[Dataset entries]
*-*-*

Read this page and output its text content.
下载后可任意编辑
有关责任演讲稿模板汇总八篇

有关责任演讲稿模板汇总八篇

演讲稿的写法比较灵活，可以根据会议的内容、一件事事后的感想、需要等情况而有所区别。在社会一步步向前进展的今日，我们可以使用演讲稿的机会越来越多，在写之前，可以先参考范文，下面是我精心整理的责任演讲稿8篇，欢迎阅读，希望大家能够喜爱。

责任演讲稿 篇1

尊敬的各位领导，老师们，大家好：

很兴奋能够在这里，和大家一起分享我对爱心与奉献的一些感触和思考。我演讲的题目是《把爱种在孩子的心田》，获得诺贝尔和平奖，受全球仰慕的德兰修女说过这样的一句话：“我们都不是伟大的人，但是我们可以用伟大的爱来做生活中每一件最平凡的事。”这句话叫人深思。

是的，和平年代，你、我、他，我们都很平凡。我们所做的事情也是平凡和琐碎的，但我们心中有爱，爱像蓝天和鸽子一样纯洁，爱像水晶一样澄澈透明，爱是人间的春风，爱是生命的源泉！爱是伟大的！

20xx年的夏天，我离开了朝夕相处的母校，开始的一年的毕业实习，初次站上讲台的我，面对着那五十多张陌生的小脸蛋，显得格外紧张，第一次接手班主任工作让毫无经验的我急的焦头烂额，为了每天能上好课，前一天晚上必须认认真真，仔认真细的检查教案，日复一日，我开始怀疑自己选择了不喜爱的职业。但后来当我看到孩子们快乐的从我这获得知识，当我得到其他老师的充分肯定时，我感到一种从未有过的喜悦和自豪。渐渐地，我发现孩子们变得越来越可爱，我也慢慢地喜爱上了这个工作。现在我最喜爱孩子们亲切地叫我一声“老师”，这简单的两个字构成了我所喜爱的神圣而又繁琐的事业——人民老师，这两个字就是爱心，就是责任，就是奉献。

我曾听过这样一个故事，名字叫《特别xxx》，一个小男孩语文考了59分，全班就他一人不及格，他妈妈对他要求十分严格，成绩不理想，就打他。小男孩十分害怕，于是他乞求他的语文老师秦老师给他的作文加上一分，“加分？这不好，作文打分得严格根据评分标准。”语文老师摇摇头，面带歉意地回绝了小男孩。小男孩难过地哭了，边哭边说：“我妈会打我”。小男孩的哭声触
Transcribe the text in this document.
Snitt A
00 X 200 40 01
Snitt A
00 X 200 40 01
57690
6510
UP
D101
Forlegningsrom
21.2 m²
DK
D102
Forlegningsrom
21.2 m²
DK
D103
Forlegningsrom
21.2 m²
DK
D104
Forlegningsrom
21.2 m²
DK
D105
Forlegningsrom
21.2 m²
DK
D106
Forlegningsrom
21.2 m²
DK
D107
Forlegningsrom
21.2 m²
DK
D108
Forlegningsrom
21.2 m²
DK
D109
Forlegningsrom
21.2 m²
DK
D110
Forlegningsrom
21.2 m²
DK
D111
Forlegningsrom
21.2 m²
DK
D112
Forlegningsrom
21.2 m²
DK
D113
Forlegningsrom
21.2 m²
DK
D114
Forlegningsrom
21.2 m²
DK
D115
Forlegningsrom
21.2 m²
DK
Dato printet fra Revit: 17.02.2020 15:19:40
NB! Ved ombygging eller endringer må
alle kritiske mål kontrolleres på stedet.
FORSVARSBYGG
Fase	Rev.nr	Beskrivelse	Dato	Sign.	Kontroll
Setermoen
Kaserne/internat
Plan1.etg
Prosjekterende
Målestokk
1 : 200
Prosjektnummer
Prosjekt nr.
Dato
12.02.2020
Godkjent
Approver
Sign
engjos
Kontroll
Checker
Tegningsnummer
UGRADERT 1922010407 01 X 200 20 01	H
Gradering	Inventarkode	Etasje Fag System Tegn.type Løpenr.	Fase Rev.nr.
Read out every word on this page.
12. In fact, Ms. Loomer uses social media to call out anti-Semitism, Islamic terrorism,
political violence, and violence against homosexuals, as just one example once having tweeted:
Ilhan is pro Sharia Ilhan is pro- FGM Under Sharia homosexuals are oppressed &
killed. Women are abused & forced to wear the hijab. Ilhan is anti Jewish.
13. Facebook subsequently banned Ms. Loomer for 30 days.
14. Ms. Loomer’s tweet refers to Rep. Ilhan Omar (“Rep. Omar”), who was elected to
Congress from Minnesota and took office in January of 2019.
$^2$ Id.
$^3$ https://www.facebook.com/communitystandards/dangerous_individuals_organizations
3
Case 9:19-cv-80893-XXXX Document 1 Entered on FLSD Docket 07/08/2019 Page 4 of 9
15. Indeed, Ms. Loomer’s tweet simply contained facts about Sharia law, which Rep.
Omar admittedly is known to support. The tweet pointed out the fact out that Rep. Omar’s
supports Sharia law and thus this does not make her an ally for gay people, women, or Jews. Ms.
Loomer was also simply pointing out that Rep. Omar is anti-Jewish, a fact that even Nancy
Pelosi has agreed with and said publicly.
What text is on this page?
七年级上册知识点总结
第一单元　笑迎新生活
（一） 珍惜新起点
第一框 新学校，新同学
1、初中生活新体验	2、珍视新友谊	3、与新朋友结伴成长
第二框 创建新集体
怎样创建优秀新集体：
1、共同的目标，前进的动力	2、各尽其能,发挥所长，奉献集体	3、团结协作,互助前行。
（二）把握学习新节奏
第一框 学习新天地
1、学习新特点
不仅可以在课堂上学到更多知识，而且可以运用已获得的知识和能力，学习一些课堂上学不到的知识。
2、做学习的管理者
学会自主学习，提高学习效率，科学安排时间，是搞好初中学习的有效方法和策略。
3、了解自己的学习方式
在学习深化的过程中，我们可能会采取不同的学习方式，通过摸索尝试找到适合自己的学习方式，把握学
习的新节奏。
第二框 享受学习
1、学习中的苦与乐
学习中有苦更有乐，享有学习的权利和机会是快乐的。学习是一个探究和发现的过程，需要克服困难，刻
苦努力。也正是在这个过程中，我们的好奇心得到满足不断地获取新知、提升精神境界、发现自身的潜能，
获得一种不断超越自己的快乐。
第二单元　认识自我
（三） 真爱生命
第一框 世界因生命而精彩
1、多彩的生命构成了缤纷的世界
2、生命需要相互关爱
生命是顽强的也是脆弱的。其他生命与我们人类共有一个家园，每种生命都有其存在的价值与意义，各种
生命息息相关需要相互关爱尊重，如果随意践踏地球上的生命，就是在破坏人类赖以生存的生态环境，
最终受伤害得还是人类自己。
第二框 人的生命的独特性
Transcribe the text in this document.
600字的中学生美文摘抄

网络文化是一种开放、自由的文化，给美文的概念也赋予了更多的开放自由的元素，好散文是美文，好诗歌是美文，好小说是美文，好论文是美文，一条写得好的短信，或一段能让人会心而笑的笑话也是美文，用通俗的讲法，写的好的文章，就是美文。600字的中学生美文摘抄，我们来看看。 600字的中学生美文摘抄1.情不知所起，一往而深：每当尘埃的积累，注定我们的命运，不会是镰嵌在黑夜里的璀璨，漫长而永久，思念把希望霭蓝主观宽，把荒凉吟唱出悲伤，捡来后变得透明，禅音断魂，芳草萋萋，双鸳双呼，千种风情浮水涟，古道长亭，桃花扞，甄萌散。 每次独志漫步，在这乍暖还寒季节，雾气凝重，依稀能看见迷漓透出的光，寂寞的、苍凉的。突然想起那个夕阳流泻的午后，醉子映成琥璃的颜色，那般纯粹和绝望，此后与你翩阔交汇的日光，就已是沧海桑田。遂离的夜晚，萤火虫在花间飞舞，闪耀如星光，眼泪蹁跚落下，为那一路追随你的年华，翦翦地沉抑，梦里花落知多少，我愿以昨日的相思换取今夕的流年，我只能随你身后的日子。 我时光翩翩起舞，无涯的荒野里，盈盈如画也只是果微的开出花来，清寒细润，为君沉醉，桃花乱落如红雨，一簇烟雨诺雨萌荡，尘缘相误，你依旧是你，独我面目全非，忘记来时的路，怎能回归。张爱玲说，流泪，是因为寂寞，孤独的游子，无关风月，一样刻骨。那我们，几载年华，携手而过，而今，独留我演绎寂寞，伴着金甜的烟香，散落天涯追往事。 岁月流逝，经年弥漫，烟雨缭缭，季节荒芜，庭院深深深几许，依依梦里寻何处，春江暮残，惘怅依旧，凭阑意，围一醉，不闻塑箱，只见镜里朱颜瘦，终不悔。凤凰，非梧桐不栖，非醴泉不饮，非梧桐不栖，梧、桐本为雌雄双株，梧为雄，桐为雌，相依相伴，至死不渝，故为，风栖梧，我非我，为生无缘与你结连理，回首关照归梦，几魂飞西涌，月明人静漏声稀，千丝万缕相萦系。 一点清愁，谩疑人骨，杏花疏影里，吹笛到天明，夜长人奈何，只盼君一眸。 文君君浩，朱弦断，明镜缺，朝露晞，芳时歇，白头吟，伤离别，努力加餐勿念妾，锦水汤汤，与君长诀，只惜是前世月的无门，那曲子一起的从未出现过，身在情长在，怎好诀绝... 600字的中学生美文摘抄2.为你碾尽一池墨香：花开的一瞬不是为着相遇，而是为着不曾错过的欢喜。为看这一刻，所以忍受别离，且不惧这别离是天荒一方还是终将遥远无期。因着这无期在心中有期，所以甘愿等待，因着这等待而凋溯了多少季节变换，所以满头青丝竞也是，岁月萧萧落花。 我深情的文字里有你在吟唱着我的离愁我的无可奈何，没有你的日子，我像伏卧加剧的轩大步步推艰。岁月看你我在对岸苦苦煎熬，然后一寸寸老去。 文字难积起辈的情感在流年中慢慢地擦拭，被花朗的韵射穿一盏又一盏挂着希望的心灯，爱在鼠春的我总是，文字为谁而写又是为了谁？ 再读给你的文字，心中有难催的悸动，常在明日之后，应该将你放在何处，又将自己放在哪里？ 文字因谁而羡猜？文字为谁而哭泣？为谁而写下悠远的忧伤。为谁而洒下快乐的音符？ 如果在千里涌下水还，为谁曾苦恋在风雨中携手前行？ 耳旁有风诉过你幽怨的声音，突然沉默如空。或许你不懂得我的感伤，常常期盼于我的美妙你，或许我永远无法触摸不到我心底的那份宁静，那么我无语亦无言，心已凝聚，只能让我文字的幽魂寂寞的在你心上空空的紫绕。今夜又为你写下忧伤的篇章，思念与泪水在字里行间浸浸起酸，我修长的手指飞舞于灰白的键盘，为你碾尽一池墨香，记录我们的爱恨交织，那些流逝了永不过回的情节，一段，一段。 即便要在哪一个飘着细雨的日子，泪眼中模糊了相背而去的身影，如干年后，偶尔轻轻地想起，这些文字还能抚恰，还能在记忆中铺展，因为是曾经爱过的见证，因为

*-*-*

- **AIM**
Lines that include the word "Read" are to be extracted from the data above.

- **TASK OUTPUT**
Read this page and output its text content.
Read out every word on this page.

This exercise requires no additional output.